### WORK TO DO:
From the entries below, please gather each line containing the string "JSON".
##########
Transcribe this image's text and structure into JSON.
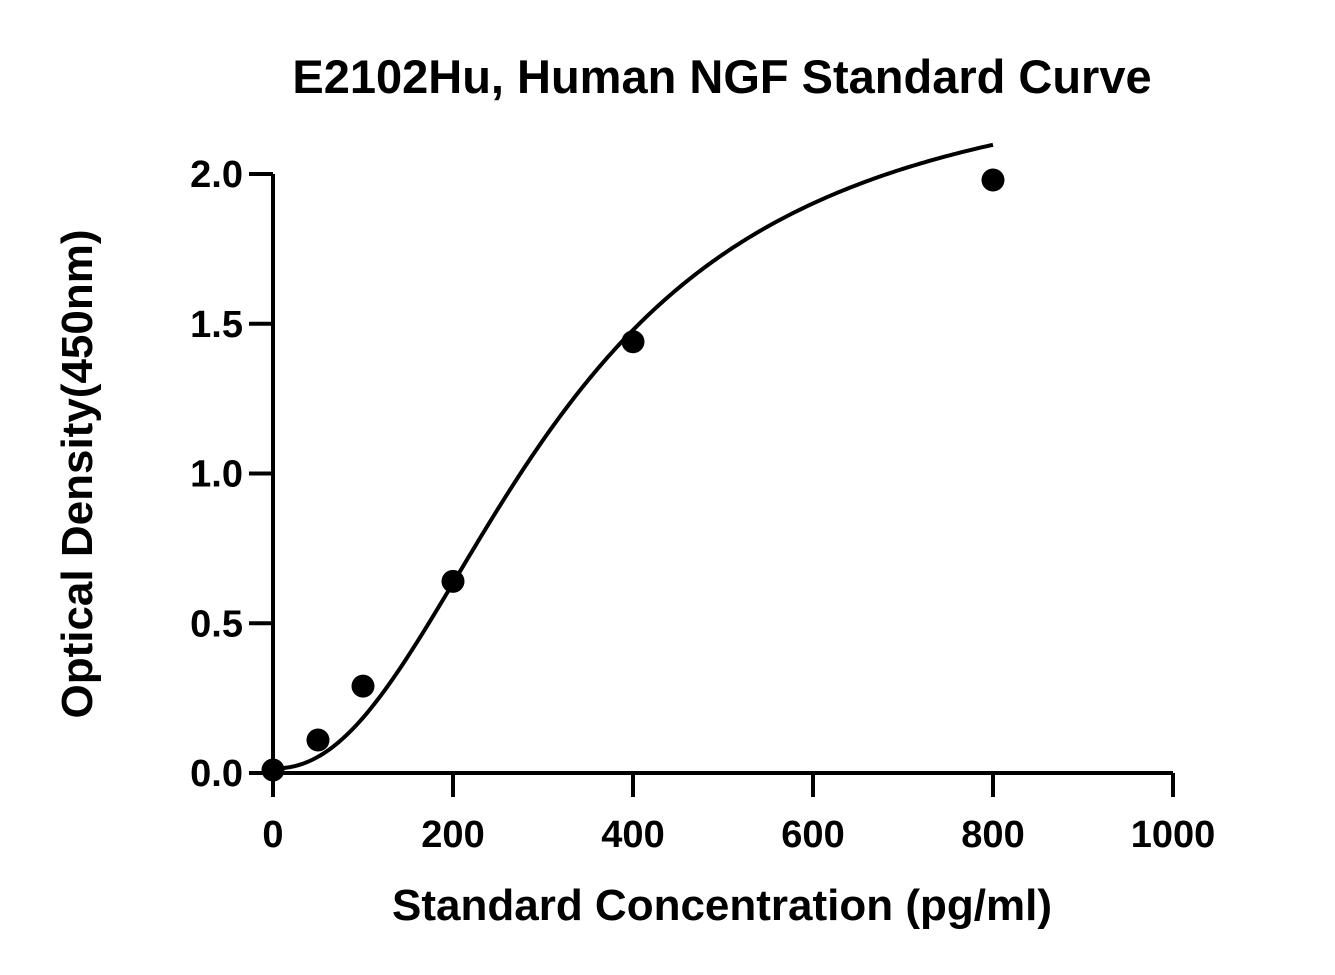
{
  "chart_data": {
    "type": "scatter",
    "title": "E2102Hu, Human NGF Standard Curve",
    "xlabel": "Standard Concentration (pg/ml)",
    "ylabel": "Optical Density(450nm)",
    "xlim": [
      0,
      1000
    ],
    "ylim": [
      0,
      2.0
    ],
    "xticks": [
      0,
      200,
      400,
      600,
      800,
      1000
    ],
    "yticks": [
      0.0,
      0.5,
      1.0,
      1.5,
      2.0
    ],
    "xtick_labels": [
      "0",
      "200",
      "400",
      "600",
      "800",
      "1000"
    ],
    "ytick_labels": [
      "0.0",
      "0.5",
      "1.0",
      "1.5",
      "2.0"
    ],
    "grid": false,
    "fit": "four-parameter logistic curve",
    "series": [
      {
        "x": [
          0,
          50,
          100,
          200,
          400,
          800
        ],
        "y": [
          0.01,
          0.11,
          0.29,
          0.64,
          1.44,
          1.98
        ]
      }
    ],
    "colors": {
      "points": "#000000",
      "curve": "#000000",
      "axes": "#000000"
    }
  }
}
##########
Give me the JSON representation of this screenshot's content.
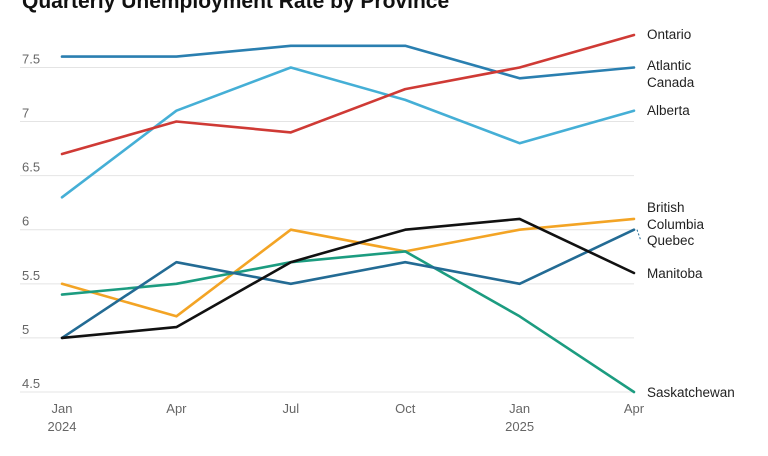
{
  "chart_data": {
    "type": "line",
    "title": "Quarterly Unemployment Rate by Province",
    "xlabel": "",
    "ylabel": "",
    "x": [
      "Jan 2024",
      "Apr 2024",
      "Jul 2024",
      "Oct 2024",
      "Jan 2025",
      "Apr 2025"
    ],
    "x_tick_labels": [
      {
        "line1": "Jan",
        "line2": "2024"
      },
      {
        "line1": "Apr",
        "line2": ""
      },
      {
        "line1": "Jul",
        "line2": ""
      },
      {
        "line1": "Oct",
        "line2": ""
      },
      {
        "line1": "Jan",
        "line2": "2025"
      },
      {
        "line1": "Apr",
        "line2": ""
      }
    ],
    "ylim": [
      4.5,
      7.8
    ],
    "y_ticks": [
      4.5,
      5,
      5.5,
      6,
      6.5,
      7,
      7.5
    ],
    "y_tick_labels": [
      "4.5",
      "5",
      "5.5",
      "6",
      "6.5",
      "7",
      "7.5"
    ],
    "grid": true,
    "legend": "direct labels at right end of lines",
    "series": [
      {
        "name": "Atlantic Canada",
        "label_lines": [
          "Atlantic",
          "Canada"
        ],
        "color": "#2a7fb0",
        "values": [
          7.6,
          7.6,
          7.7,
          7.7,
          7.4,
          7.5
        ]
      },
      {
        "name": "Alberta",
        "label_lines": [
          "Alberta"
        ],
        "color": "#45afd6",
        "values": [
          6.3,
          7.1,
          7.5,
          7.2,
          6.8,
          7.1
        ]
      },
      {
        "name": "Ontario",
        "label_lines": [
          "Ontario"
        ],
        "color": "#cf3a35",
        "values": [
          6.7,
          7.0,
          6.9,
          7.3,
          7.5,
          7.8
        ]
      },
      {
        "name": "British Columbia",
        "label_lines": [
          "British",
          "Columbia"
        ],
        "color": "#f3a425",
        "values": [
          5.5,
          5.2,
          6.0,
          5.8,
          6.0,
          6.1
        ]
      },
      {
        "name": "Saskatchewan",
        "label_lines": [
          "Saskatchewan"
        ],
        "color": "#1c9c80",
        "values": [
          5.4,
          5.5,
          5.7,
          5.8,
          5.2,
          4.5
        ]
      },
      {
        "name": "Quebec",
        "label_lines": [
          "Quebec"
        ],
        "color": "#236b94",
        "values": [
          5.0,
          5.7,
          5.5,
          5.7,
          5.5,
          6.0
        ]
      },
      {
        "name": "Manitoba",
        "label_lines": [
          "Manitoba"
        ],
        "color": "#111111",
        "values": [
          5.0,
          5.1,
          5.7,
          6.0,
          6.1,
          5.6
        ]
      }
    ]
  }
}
##########
### TASK ANSWER:
Transcribe this image's text and structure into JSON.
Give me the JSON representation of this screenshot's content.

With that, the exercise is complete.